#### [Exercise directions]
Retype all of the entries word for word.
┄┄┄┄┄┄
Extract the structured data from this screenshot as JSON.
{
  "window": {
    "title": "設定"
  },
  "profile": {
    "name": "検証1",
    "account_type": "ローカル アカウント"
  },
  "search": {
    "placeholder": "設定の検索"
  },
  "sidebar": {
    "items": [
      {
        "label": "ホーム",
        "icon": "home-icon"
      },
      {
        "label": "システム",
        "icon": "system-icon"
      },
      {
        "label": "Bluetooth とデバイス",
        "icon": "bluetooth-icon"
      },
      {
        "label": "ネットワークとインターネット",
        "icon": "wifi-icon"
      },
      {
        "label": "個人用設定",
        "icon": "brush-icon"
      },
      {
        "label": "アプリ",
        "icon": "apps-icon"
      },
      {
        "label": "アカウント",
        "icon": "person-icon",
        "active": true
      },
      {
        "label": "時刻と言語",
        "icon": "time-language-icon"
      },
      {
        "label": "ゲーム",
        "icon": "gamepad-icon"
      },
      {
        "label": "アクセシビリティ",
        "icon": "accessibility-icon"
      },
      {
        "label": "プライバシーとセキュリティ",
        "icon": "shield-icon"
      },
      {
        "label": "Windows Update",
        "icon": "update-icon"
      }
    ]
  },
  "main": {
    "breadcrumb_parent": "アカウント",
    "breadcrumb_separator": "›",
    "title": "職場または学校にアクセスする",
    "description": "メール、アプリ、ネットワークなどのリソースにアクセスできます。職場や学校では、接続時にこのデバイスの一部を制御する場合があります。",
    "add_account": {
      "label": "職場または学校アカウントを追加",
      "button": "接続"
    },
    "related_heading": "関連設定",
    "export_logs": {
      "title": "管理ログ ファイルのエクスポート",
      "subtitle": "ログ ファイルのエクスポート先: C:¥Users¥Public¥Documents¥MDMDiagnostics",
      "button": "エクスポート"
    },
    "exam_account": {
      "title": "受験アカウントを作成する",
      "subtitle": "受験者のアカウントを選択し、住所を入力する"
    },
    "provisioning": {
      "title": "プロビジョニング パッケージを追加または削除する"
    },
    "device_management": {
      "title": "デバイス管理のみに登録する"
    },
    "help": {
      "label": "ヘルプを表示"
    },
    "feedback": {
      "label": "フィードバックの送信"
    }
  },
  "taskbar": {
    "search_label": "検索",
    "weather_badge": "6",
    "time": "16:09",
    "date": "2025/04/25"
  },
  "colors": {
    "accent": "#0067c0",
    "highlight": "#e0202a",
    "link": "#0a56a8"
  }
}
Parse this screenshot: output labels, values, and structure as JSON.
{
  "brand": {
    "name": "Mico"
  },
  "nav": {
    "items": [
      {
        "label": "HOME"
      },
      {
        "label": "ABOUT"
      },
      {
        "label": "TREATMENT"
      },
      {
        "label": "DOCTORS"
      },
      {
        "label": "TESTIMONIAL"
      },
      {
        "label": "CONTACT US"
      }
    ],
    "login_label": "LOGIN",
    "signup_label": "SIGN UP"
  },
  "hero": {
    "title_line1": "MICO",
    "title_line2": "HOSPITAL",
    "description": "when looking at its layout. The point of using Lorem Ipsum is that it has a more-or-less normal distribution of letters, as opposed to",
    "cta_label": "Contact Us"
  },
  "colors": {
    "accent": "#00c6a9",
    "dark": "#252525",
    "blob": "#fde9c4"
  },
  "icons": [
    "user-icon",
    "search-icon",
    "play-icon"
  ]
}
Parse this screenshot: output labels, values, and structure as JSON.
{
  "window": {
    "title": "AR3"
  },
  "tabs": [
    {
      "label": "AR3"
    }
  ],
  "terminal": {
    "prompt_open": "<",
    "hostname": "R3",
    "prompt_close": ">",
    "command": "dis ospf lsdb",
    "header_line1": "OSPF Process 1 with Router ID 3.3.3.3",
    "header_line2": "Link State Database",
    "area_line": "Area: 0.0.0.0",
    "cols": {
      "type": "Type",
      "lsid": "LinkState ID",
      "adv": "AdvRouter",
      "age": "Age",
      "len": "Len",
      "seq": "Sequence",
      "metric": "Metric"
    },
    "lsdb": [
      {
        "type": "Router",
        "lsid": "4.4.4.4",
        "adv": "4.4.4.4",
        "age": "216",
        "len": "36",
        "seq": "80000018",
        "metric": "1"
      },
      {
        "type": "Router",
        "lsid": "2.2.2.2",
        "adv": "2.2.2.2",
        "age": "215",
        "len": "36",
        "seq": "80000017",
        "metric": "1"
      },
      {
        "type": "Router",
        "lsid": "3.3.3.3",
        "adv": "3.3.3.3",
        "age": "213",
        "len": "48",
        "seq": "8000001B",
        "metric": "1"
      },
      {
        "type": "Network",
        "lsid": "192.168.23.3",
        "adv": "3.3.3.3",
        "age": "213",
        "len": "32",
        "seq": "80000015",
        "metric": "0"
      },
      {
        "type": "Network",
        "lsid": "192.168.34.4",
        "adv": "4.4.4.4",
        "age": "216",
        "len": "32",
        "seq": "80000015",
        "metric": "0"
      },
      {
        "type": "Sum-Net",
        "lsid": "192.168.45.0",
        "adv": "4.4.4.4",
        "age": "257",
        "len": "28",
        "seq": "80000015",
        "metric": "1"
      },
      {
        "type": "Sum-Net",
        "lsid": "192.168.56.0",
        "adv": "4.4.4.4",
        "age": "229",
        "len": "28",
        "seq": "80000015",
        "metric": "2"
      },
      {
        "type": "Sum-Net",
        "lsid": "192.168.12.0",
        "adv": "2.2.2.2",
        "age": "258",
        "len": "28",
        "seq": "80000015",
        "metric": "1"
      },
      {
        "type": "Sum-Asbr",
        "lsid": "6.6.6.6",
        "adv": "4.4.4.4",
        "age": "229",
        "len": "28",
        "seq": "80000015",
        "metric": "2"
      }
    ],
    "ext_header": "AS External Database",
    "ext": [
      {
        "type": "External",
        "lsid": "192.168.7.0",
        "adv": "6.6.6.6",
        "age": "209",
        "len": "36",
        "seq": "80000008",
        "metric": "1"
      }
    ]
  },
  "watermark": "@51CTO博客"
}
┄┄┄┄┄┄
#### [Answer to this problem]
Extract the structured data from this screenshot as JSON.
{
  "window": {
    "title": "設定"
  },
  "profile": {
    "name": "検証1",
    "account_type": "ローカル アカウント"
  },
  "search": {
    "placeholder": "設定の検索"
  },
  "sidebar": {
    "items": [
      {
        "label": "ホーム",
        "icon": "home-icon"
      },
      {
        "label": "システム",
        "icon": "system-icon"
      },
      {
        "label": "Bluetooth とデバイス",
        "icon": "bluetooth-icon"
      },
      {
        "label": "ネットワークとインターネット",
        "icon": "wifi-icon"
      },
      {
        "label": "個人用設定",
        "icon": "brush-icon"
      },
      {
        "label": "アプリ",
        "icon": "apps-icon"
      },
      {
        "label": "アカウント",
        "icon": "person-icon",
        "active": true
      },
      {
        "label": "時刻と言語",
        "icon": "time-language-icon"
      },
      {
        "label": "ゲーム",
        "icon": "gamepad-icon"
      },
      {
        "label": "アクセシビリティ",
        "icon": "accessibility-icon"
      },
      {
        "label": "プライバシーとセキュリティ",
        "icon": "shield-icon"
      },
      {
        "label": "Windows Update",
        "icon": "update-icon"
      }
    ]
  },
  "main": {
    "breadcrumb_parent": "アカウント",
    "breadcrumb_separator": "›",
    "title": "職場または学校にアクセスする",
    "description": "メール、アプリ、ネットワークなどのリソースにアクセスできます。職場や学校では、接続時にこのデバイスの一部を制御する場合があります。",
    "add_account": {
      "label": "職場または学校アカウントを追加",
      "button": "接続"
    },
    "related_heading": "関連設定",
    "export_logs": {
      "title": "管理ログ ファイルのエクスポート",
      "subtitle": "ログ ファイルのエクスポート先: C:¥Users¥Public¥Documents¥MDMDiagnostics",
      "button": "エクスポート"
    },
    "exam_account": {
      "title": "受験アカウントを作成する",
      "subtitle": "受験者のアカウントを選択し、住所を入力する"
    },
    "provisioning": {
      "title": "プロビジョニング パッケージを追加または削除する"
    },
    "device_management": {
      "title": "デバイス管理のみに登録する"
    },
    "help": {
      "label": "ヘルプを表示"
    },
    "feedback": {
      "label": "フィードバックの送信"
    }
  },
  "taskbar": {
    "search_label": "検索",
    "weather_badge": "6",
    "time": "16:09",
    "date": "2025/04/25"
  },
  "colors": {
    "accent": "#0067c0",
    "highlight": "#e0202a",
    "link": "#0a56a8"
  }
}
Parse this screenshot: output labels, values, and structure as JSON.
{
  "brand": {
    "name": "Mico"
  },
  "nav": {
    "items": [
      {
        "label": "HOME"
      },
      {
        "label": "ABOUT"
      },
      {
        "label": "TREATMENT"
      },
      {
        "label": "DOCTORS"
      },
      {
        "label": "TESTIMONIAL"
      },
      {
        "label": "CONTACT US"
      }
    ],
    "login_label": "LOGIN",
    "signup_label": "SIGN UP"
  },
  "hero": {
    "title_line1": "MICO",
    "title_line2": "HOSPITAL",
    "description": "when looking at its layout. The point of using Lorem Ipsum is that it has a more-or-less normal distribution of letters, as opposed to",
    "cta_label": "Contact Us"
  },
  "colors": {
    "accent": "#00c6a9",
    "dark": "#252525",
    "blob": "#fde9c4"
  },
  "icons": [
    "user-icon",
    "search-icon",
    "play-icon"
  ]
}
Parse this screenshot: output labels, values, and structure as JSON.
{
  "window": {
    "title": "AR3"
  },
  "tabs": [
    {
      "label": "AR3"
    }
  ],
  "terminal": {
    "prompt_open": "<",
    "hostname": "R3",
    "prompt_close": ">",
    "command": "dis ospf lsdb",
    "header_line1": "OSPF Process 1 with Router ID 3.3.3.3",
    "header_line2": "Link State Database",
    "area_line": "Area: 0.0.0.0",
    "cols": {
      "type": "Type",
      "lsid": "LinkState ID",
      "adv": "AdvRouter",
      "age": "Age",
      "len": "Len",
      "seq": "Sequence",
      "metric": "Metric"
    },
    "lsdb": [
      {
        "type": "Router",
        "lsid": "4.4.4.4",
        "adv": "4.4.4.4",
        "age": "216",
        "len": "36",
        "seq": "80000018",
        "metric": "1"
      },
      {
        "type": "Router",
        "lsid": "2.2.2.2",
        "adv": "2.2.2.2",
        "age": "215",
        "len": "36",
        "seq": "80000017",
        "metric": "1"
      },
      {
        "type": "Router",
        "lsid": "3.3.3.3",
        "adv": "3.3.3.3",
        "age": "213",
        "len": "48",
        "seq": "8000001B",
        "metric": "1"
      },
      {
        "type": "Network",
        "lsid": "192.168.23.3",
        "adv": "3.3.3.3",
        "age": "213",
        "len": "32",
        "seq": "80000015",
        "metric": "0"
      },
      {
        "type": "Network",
        "lsid": "192.168.34.4",
        "adv": "4.4.4.4",
        "age": "216",
        "len": "32",
        "seq": "80000015",
        "metric": "0"
      },
      {
        "type": "Sum-Net",
        "lsid": "192.168.45.0",
        "adv": "4.4.4.4",
        "age": "257",
        "len": "28",
        "seq": "80000015",
        "metric": "1"
      },
      {
        "type": "Sum-Net",
        "lsid": "192.168.56.0",
        "adv": "4.4.4.4",
        "age": "229",
        "len": "28",
        "seq": "80000015",
        "metric": "2"
      },
      {
        "type": "Sum-Net",
        "lsid": "192.168.12.0",
        "adv": "2.2.2.2",
        "age": "258",
        "len": "28",
        "seq": "80000015",
        "metric": "1"
      },
      {
        "type": "Sum-Asbr",
        "lsid": "6.6.6.6",
        "adv": "4.4.4.4",
        "age": "229",
        "len": "28",
        "seq": "80000015",
        "metric": "2"
      }
    ],
    "ext_header": "AS External Database",
    "ext": [
      {
        "type": "External",
        "lsid": "192.168.7.0",
        "adv": "6.6.6.6",
        "age": "209",
        "len": "36",
        "seq": "80000008",
        "metric": "1"
      }
    ]
  },
  "watermark": "@51CTO博客"
}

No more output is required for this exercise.